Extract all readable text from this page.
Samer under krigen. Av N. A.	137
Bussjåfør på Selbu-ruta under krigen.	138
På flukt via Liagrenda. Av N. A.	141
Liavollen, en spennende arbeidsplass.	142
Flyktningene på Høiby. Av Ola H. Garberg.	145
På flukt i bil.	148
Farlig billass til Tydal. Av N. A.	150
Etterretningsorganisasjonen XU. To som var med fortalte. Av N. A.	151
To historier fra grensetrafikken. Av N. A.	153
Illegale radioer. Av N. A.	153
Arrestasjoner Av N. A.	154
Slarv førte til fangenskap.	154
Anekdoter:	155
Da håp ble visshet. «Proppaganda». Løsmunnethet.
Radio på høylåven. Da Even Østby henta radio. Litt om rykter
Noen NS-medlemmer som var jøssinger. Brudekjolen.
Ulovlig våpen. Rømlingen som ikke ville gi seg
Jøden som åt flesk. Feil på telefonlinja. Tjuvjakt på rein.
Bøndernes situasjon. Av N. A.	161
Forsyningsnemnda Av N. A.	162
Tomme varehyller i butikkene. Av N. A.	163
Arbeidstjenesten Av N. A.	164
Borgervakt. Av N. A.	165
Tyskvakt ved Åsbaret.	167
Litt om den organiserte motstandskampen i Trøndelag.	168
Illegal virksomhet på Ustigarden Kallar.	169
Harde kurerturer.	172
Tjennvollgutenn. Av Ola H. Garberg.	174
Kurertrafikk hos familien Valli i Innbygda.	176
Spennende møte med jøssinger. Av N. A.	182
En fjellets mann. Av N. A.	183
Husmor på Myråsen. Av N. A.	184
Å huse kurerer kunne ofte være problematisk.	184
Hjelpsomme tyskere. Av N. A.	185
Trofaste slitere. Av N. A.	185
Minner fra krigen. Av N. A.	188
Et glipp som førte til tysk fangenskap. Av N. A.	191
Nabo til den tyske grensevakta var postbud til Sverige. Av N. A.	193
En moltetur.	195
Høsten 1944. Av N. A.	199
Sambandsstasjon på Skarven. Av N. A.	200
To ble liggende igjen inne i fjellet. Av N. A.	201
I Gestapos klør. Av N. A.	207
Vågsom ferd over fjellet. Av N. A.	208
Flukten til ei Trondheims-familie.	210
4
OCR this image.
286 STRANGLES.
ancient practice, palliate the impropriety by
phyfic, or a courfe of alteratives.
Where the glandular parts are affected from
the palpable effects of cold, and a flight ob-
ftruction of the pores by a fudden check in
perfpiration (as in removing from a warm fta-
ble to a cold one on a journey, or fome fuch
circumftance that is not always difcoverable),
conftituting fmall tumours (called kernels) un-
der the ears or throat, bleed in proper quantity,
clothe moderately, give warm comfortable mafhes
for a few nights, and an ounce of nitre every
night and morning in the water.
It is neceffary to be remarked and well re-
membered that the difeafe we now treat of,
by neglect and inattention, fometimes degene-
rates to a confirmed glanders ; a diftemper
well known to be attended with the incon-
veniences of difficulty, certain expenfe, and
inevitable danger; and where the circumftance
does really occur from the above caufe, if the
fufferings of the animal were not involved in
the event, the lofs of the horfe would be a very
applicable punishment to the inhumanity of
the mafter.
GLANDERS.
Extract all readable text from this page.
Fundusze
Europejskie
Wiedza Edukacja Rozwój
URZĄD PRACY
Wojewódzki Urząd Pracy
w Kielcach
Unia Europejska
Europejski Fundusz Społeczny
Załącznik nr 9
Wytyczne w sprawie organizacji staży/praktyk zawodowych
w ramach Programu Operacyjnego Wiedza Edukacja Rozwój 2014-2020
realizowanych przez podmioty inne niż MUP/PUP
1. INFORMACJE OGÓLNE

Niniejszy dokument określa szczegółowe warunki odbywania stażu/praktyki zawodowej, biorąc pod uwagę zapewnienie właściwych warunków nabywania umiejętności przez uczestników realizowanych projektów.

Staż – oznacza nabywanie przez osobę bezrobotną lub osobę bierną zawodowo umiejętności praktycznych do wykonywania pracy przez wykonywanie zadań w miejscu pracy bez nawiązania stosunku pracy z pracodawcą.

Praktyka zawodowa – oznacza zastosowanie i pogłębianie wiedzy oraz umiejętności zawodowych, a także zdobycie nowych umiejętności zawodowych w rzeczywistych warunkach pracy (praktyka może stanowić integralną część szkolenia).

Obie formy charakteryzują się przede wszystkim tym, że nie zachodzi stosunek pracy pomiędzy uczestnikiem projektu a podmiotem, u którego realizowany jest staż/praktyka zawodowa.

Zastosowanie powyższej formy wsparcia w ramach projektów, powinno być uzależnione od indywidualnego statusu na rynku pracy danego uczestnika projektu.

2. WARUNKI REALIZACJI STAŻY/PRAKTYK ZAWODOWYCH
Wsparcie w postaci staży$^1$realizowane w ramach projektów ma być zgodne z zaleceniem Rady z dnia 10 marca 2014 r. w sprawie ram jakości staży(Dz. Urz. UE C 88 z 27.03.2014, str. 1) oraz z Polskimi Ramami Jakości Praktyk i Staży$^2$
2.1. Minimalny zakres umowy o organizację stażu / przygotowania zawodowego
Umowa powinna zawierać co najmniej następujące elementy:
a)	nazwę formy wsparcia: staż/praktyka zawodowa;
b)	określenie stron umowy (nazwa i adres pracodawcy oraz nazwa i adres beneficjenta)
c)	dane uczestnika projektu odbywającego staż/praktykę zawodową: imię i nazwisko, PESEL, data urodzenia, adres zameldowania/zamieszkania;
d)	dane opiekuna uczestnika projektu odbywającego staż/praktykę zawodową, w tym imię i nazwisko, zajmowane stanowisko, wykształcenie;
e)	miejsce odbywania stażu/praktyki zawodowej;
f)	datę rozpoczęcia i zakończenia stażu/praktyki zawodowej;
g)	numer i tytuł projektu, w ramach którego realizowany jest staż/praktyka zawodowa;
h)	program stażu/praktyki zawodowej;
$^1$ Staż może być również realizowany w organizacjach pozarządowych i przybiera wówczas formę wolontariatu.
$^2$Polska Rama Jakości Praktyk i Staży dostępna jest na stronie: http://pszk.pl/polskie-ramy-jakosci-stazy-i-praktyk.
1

◆ ◆ ◆

- Exercise objective -
All entries must be repeated verbatim.

- Exercise solution -
Extract all readable text from this page.
Samer under krigen. Av N. A.	137
Bussjåfør på Selbu-ruta under krigen.	138
På flukt via Liagrenda. Av N. A.	141
Liavollen, en spennende arbeidsplass.	142
Flyktningene på Høiby. Av Ola H. Garberg.	145
På flukt i bil.	148
Farlig billass til Tydal. Av N. A.	150
Etterretningsorganisasjonen XU. To som var med fortalte. Av N. A.	151
To historier fra grensetrafikken. Av N. A.	153
Illegale radioer. Av N. A.	153
Arrestasjoner Av N. A.	154
Slarv førte til fangenskap.	154
Anekdoter:	155
Da håp ble visshet. «Proppaganda». Løsmunnethet.
Radio på høylåven. Da Even Østby henta radio. Litt om rykter
Noen NS-medlemmer som var jøssinger. Brudekjolen.
Ulovlig våpen. Rømlingen som ikke ville gi seg
Jøden som åt flesk. Feil på telefonlinja. Tjuvjakt på rein.
Bøndernes situasjon. Av N. A.	161
Forsyningsnemnda Av N. A.	162
Tomme varehyller i butikkene. Av N. A.	163
Arbeidstjenesten Av N. A.	164
Borgervakt. Av N. A.	165
Tyskvakt ved Åsbaret.	167
Litt om den organiserte motstandskampen i Trøndelag.	168
Illegal virksomhet på Ustigarden Kallar.	169
Harde kurerturer.	172
Tjennvollgutenn. Av Ola H. Garberg.	174
Kurertrafikk hos familien Valli i Innbygda.	176
Spennende møte med jøssinger. Av N. A.	182
En fjellets mann. Av N. A.	183
Husmor på Myråsen. Av N. A.	184
Å huse kurerer kunne ofte være problematisk.	184
Hjelpsomme tyskere. Av N. A.	185
Trofaste slitere. Av N. A.	185
Minner fra krigen. Av N. A.	188
Et glipp som førte til tysk fangenskap. Av N. A.	191
Nabo til den tyske grensevakta var postbud til Sverige. Av N. A.	193
En moltetur.	195
Høsten 1944. Av N. A.	199
Sambandsstasjon på Skarven. Av N. A.	200
To ble liggende igjen inne i fjellet. Av N. A.	201
I Gestapos klør. Av N. A.	207
Vågsom ferd over fjellet. Av N. A.	208
Flukten til ei Trondheims-familie.	210
4
OCR this image.
286 STRANGLES.
ancient practice, palliate the impropriety by
phyfic, or a courfe of alteratives.
Where the glandular parts are affected from
the palpable effects of cold, and a flight ob-
ftruction of the pores by a fudden check in
perfpiration (as in removing from a warm fta-
ble to a cold one on a journey, or fome fuch
circumftance that is not always difcoverable),
conftituting fmall tumours (called kernels) un-
der the ears or throat, bleed in proper quantity,
clothe moderately, give warm comfortable mafhes
for a few nights, and an ounce of nitre every
night and morning in the water.
It is neceffary to be remarked and well re-
membered that the difeafe we now treat of,
by neglect and inattention, fometimes degene-
rates to a confirmed glanders ; a diftemper
well known to be attended with the incon-
veniences of difficulty, certain expenfe, and
inevitable danger; and where the circumftance
does really occur from the above caufe, if the
fufferings of the animal were not involved in
the event, the lofs of the horfe would be a very
applicable punishment to the inhumanity of
the mafter.
GLANDERS.
Extract all readable text from this page.
Fundusze
Europejskie
Wiedza Edukacja Rozwój
URZĄD PRACY
Wojewódzki Urząd Pracy
w Kielcach
Unia Europejska
Europejski Fundusz Społeczny
Załącznik nr 9
Wytyczne w sprawie organizacji staży/praktyk zawodowych
w ramach Programu Operacyjnego Wiedza Edukacja Rozwój 2014-2020
realizowanych przez podmioty inne niż MUP/PUP
1. INFORMACJE OGÓLNE

Niniejszy dokument określa szczegółowe warunki odbywania stażu/praktyki zawodowej, biorąc pod uwagę zapewnienie właściwych warunków nabywania umiejętności przez uczestników realizowanych projektów.

Staż – oznacza nabywanie przez osobę bezrobotną lub osobę bierną zawodowo umiejętności praktycznych do wykonywania pracy przez wykonywanie zadań w miejscu pracy bez nawiązania stosunku pracy z pracodawcą.

Praktyka zawodowa – oznacza zastosowanie i pogłębianie wiedzy oraz umiejętności zawodowych, a także zdobycie nowych umiejętności zawodowych w rzeczywistych warunkach pracy (praktyka może stanowić integralną część szkolenia).

Obie formy charakteryzują się przede wszystkim tym, że nie zachodzi stosunek pracy pomiędzy uczestnikiem projektu a podmiotem, u którego realizowany jest staż/praktyka zawodowa.

Zastosowanie powyższej formy wsparcia w ramach projektów, powinno być uzależnione od indywidualnego statusu na rynku pracy danego uczestnika projektu.

2. WARUNKI REALIZACJI STAŻY/PRAKTYK ZAWODOWYCH
Wsparcie w postaci staży$^1$realizowane w ramach projektów ma być zgodne z zaleceniem Rady z dnia 10 marca 2014 r. w sprawie ram jakości staży(Dz. Urz. UE C 88 z 27.03.2014, str. 1) oraz z Polskimi Ramami Jakości Praktyk i Staży$^2$
2.1. Minimalny zakres umowy o organizację stażu / przygotowania zawodowego
Umowa powinna zawierać co najmniej następujące elementy:
a)	nazwę formy wsparcia: staż/praktyka zawodowa;
b)	określenie stron umowy (nazwa i adres pracodawcy oraz nazwa i adres beneficjenta)
c)	dane uczestnika projektu odbywającego staż/praktykę zawodową: imię i nazwisko, PESEL, data urodzenia, adres zameldowania/zamieszkania;
d)	dane opiekuna uczestnika projektu odbywającego staż/praktykę zawodową, w tym imię i nazwisko, zajmowane stanowisko, wykształcenie;
e)	miejsce odbywania stażu/praktyki zawodowej;
f)	datę rozpoczęcia i zakończenia stażu/praktyki zawodowej;
g)	numer i tytuł projektu, w ramach którego realizowany jest staż/praktyka zawodowa;
h)	program stażu/praktyki zawodowej;
$^1$ Staż może być również realizowany w organizacjach pozarządowych i przybiera wówczas formę wolontariatu.
$^2$Polska Rama Jakości Praktyk i Staży dostępna jest na stronie: http://pszk.pl/polskie-ramy-jakosci-stazy-i-praktyk.
1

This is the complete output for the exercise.